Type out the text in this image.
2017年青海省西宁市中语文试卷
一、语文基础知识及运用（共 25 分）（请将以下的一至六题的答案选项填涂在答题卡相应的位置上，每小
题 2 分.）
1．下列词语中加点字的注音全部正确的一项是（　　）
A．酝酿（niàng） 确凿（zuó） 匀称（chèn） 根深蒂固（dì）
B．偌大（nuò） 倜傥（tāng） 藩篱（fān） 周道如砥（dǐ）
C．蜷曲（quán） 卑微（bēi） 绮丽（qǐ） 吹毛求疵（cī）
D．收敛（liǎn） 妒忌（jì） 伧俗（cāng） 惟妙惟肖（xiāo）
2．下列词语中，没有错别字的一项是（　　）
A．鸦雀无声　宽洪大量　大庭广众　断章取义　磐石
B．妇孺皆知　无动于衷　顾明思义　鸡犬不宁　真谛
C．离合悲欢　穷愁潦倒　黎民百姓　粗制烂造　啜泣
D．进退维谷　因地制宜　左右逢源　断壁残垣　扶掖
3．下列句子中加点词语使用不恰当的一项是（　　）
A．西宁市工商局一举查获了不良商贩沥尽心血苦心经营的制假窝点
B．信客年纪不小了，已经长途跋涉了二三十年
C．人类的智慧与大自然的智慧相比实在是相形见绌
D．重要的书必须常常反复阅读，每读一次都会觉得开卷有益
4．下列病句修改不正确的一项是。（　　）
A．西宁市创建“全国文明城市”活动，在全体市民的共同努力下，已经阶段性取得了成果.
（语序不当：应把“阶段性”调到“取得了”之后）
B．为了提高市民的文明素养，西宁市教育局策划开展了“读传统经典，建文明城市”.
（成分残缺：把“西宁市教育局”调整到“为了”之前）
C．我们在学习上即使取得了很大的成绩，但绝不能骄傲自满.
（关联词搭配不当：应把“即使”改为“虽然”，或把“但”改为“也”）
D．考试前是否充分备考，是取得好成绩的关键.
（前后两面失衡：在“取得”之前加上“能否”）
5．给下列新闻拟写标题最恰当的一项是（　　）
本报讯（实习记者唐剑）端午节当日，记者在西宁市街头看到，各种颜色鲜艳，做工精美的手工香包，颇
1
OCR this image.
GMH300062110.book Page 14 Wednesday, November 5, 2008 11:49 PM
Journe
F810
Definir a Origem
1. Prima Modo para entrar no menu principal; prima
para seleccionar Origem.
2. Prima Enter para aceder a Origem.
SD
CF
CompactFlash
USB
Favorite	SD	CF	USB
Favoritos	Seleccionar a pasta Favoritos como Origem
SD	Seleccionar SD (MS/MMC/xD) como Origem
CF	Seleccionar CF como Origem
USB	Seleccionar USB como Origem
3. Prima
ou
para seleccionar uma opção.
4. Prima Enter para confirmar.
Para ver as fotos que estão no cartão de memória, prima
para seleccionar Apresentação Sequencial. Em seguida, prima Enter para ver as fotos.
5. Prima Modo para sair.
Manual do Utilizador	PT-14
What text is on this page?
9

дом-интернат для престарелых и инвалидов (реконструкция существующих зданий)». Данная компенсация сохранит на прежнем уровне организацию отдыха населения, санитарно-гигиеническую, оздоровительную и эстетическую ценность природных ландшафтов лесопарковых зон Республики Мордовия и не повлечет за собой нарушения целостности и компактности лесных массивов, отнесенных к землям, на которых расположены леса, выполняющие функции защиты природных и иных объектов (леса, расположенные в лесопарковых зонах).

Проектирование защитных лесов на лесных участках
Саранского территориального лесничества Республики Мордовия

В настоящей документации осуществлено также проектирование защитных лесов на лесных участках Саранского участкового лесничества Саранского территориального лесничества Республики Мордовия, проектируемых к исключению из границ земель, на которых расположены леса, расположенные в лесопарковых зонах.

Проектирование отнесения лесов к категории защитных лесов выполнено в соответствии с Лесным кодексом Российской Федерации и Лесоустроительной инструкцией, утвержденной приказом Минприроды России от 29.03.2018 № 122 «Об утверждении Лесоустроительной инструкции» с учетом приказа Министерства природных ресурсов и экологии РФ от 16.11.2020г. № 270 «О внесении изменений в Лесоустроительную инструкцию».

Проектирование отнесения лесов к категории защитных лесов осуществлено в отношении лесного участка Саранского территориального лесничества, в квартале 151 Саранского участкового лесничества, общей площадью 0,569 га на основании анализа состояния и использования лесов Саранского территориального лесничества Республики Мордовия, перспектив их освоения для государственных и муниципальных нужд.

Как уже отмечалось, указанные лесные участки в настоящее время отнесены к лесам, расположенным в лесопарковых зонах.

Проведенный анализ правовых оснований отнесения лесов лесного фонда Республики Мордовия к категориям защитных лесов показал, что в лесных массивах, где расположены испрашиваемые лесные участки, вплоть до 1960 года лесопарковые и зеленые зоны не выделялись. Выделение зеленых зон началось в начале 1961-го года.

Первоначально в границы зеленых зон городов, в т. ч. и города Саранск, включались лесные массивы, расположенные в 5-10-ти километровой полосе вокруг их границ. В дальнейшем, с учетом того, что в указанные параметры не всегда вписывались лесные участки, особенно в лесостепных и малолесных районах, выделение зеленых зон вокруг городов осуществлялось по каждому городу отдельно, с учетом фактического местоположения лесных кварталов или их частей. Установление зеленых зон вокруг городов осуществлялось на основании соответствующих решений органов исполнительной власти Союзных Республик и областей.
▬▬▬▬▬▬
▶ **Brief**: Repeat all of the entries exactly.

▶ **Answer to the problem**:
Type out the text in this image.
2017年青海省西宁市中语文试卷
一、语文基础知识及运用（共 25 分）（请将以下的一至六题的答案选项填涂在答题卡相应的位置上，每小
题 2 分.）
1．下列词语中加点字的注音全部正确的一项是（　　）
A．酝酿（niàng） 确凿（zuó） 匀称（chèn） 根深蒂固（dì）
B．偌大（nuò） 倜傥（tāng） 藩篱（fān） 周道如砥（dǐ）
C．蜷曲（quán） 卑微（bēi） 绮丽（qǐ） 吹毛求疵（cī）
D．收敛（liǎn） 妒忌（jì） 伧俗（cāng） 惟妙惟肖（xiāo）
2．下列词语中，没有错别字的一项是（　　）
A．鸦雀无声　宽洪大量　大庭广众　断章取义　磐石
B．妇孺皆知　无动于衷　顾明思义　鸡犬不宁　真谛
C．离合悲欢　穷愁潦倒　黎民百姓　粗制烂造　啜泣
D．进退维谷　因地制宜　左右逢源　断壁残垣　扶掖
3．下列句子中加点词语使用不恰当的一项是（　　）
A．西宁市工商局一举查获了不良商贩沥尽心血苦心经营的制假窝点
B．信客年纪不小了，已经长途跋涉了二三十年
C．人类的智慧与大自然的智慧相比实在是相形见绌
D．重要的书必须常常反复阅读，每读一次都会觉得开卷有益
4．下列病句修改不正确的一项是。（　　）
A．西宁市创建“全国文明城市”活动，在全体市民的共同努力下，已经阶段性取得了成果.
（语序不当：应把“阶段性”调到“取得了”之后）
B．为了提高市民的文明素养，西宁市教育局策划开展了“读传统经典，建文明城市”.
（成分残缺：把“西宁市教育局”调整到“为了”之前）
C．我们在学习上即使取得了很大的成绩，但绝不能骄傲自满.
（关联词搭配不当：应把“即使”改为“虽然”，或把“但”改为“也”）
D．考试前是否充分备考，是取得好成绩的关键.
（前后两面失衡：在“取得”之前加上“能否”）
5．给下列新闻拟写标题最恰当的一项是（　　）
本报讯（实习记者唐剑）端午节当日，记者在西宁市街头看到，各种颜色鲜艳，做工精美的手工香包，颇
1
OCR this image.
GMH300062110.book Page 14 Wednesday, November 5, 2008 11:49 PM
Journe
F810
Definir a Origem
1. Prima Modo para entrar no menu principal; prima
para seleccionar Origem.
2. Prima Enter para aceder a Origem.
SD
CF
CompactFlash
USB
Favorite	SD	CF	USB
Favoritos	Seleccionar a pasta Favoritos como Origem
SD	Seleccionar SD (MS/MMC/xD) como Origem
CF	Seleccionar CF como Origem
USB	Seleccionar USB como Origem
3. Prima
ou
para seleccionar uma opção.
4. Prima Enter para confirmar.
Para ver as fotos que estão no cartão de memória, prima
para seleccionar Apresentação Sequencial. Em seguida, prima Enter para ver as fotos.
5. Prima Modo para sair.
Manual do Utilizador	PT-14
What text is on this page?
9

дом-интернат для престарелых и инвалидов (реконструкция существующих зданий)». Данная компенсация сохранит на прежнем уровне организацию отдыха населения, санитарно-гигиеническую, оздоровительную и эстетическую ценность природных ландшафтов лесопарковых зон Республики Мордовия и не повлечет за собой нарушения целостности и компактности лесных массивов, отнесенных к землям, на которых расположены леса, выполняющие функции защиты природных и иных объектов (леса, расположенные в лесопарковых зонах).

Проектирование защитных лесов на лесных участках
Саранского территориального лесничества Республики Мордовия

В настоящей документации осуществлено также проектирование защитных лесов на лесных участках Саранского участкового лесничества Саранского территориального лесничества Республики Мордовия, проектируемых к исключению из границ земель, на которых расположены леса, расположенные в лесопарковых зонах.

Проектирование отнесения лесов к категории защитных лесов выполнено в соответствии с Лесным кодексом Российской Федерации и Лесоустроительной инструкцией, утвержденной приказом Минприроды России от 29.03.2018 № 122 «Об утверждении Лесоустроительной инструкции» с учетом приказа Министерства природных ресурсов и экологии РФ от 16.11.2020г. № 270 «О внесении изменений в Лесоустроительную инструкцию».

Проектирование отнесения лесов к категории защитных лесов осуществлено в отношении лесного участка Саранского территориального лесничества, в квартале 151 Саранского участкового лесничества, общей площадью 0,569 га на основании анализа состояния и использования лесов Саранского территориального лесничества Республики Мордовия, перспектив их освоения для государственных и муниципальных нужд.

Как уже отмечалось, указанные лесные участки в настоящее время отнесены к лесам, расположенным в лесопарковых зонах.

Проведенный анализ правовых оснований отнесения лесов лесного фонда Республики Мордовия к категориям защитных лесов показал, что в лесных массивах, где расположены испрашиваемые лесные участки, вплоть до 1960 года лесопарковые и зеленые зоны не выделялись. Выделение зеленых зон началось в начале 1961-го года.

Первоначально в границы зеленых зон городов, в т. ч. и города Саранск, включались лесные массивы, расположенные в 5-10-ти километровой полосе вокруг их границ. В дальнейшем, с учетом того, что в указанные параметры не всегда вписывались лесные участки, особенно в лесостепных и малолесных районах, выделение зеленых зон вокруг городов осуществлялось по каждому городу отдельно, с учетом фактического местоположения лесных кварталов или их частей. Установление зеленых зон вокруг городов осуществлялось на основании соответствующих решений органов исполнительной власти Союзных Республик и областей.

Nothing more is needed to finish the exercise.